━━━ Material ━━━

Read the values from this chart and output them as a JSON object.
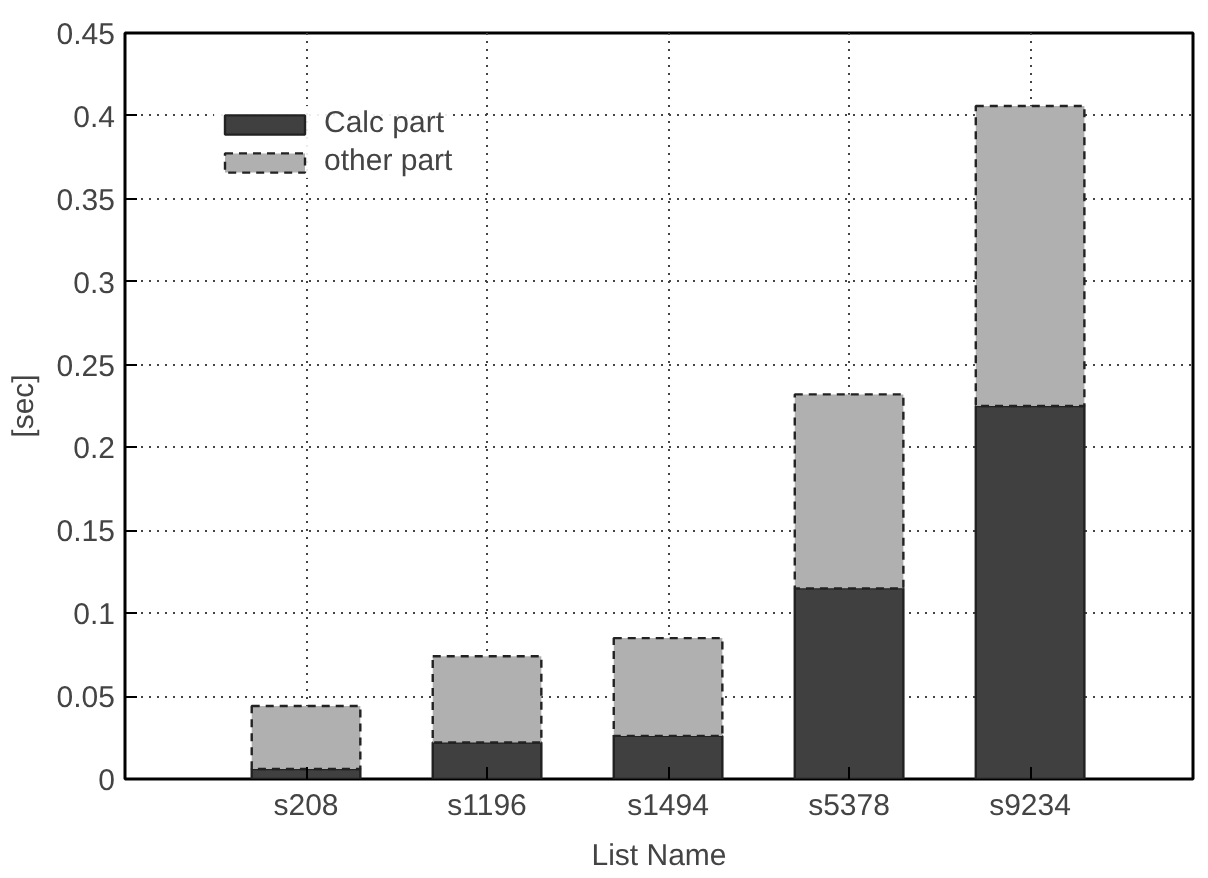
{
  "chart_data": {
    "type": "bar",
    "stacked": true,
    "xlabel": "List Name",
    "ylabel": "[sec]",
    "categories": [
      "s208",
      "s1196",
      "s1494",
      "s5378",
      "s9234"
    ],
    "series": [
      {
        "name": "Calc part",
        "color": "#404040",
        "values": [
          0.006,
          0.022,
          0.026,
          0.115,
          0.225
        ]
      },
      {
        "name": "other part",
        "color": "#b0b0b0",
        "line_style": "dashed",
        "values": [
          0.038,
          0.052,
          0.059,
          0.117,
          0.181
        ]
      }
    ],
    "ylim": [
      0,
      0.45
    ],
    "yticks": [
      0,
      0.05,
      0.1,
      0.15,
      0.2,
      0.25,
      0.3,
      0.35,
      0.4,
      0.45
    ],
    "grid": true,
    "legend": "top left"
  }
}
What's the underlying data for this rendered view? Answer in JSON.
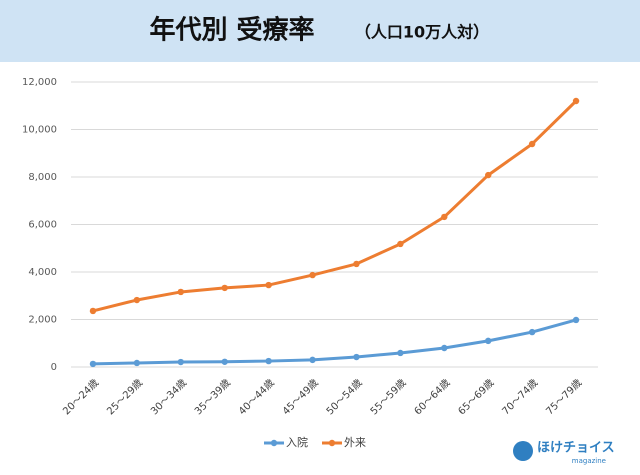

━━━

What you will do:
Reproduce all of the material exactly, apart from the pictures.

The response:
Read the values from this chart and output them as a JSON object.
{
  "chart_data": {
    "type": "bar",
    "stacked": true,
    "xlabel": "List Name",
    "ylabel": "[sec]",
    "categories": [
      "s208",
      "s1196",
      "s1494",
      "s5378",
      "s9234"
    ],
    "series": [
      {
        "name": "Calc part",
        "color": "#404040",
        "values": [
          0.006,
          0.022,
          0.026,
          0.115,
          0.225
        ]
      },
      {
        "name": "other part",
        "color": "#b0b0b0",
        "line_style": "dashed",
        "values": [
          0.038,
          0.052,
          0.059,
          0.117,
          0.181
        ]
      }
    ],
    "ylim": [
      0,
      0.45
    ],
    "yticks": [
      0,
      0.05,
      0.1,
      0.15,
      0.2,
      0.25,
      0.3,
      0.35,
      0.4,
      0.45
    ],
    "grid": true,
    "legend": "top left"
  }
}
What's the underlying data for this rendered view? Answer in JSON.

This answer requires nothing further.